Exercise>
Return only the number of lines in the material below holding the string "Utilización".
Start of Block
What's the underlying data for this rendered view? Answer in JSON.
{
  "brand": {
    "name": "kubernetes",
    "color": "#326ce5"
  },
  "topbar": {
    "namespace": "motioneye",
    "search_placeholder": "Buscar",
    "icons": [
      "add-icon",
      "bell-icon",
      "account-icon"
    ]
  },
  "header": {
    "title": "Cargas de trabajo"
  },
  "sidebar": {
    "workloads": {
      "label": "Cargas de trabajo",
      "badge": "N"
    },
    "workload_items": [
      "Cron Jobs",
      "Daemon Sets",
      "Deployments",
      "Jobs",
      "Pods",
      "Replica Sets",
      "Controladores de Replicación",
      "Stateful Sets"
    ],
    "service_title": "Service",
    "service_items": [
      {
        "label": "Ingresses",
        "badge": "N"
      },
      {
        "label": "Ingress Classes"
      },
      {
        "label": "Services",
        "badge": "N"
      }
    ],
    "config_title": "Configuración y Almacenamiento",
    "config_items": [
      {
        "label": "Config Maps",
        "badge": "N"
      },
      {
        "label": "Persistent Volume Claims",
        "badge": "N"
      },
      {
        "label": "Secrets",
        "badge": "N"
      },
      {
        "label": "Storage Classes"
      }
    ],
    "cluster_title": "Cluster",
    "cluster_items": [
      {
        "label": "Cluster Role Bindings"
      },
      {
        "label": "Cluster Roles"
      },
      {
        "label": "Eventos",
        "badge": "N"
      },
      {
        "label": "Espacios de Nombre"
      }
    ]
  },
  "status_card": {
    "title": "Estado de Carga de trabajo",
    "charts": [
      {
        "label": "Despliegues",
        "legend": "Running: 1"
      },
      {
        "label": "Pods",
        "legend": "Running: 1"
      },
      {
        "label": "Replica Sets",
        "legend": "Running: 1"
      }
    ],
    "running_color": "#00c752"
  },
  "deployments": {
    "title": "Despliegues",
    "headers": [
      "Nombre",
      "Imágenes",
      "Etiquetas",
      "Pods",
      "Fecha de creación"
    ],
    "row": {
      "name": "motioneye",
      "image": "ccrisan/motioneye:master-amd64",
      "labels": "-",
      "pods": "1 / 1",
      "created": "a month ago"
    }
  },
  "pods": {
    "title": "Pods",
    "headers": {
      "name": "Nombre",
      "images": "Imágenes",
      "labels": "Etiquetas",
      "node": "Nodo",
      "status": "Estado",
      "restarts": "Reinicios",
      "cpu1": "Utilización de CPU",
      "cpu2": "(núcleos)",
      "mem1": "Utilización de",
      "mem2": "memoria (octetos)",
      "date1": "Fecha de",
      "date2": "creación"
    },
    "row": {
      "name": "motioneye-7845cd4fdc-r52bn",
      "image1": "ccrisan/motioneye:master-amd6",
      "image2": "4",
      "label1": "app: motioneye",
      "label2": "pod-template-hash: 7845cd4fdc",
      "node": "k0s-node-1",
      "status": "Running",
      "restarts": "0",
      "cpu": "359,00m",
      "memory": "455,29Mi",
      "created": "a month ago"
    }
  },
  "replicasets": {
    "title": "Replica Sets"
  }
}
End of Block
Response for this exercise>
2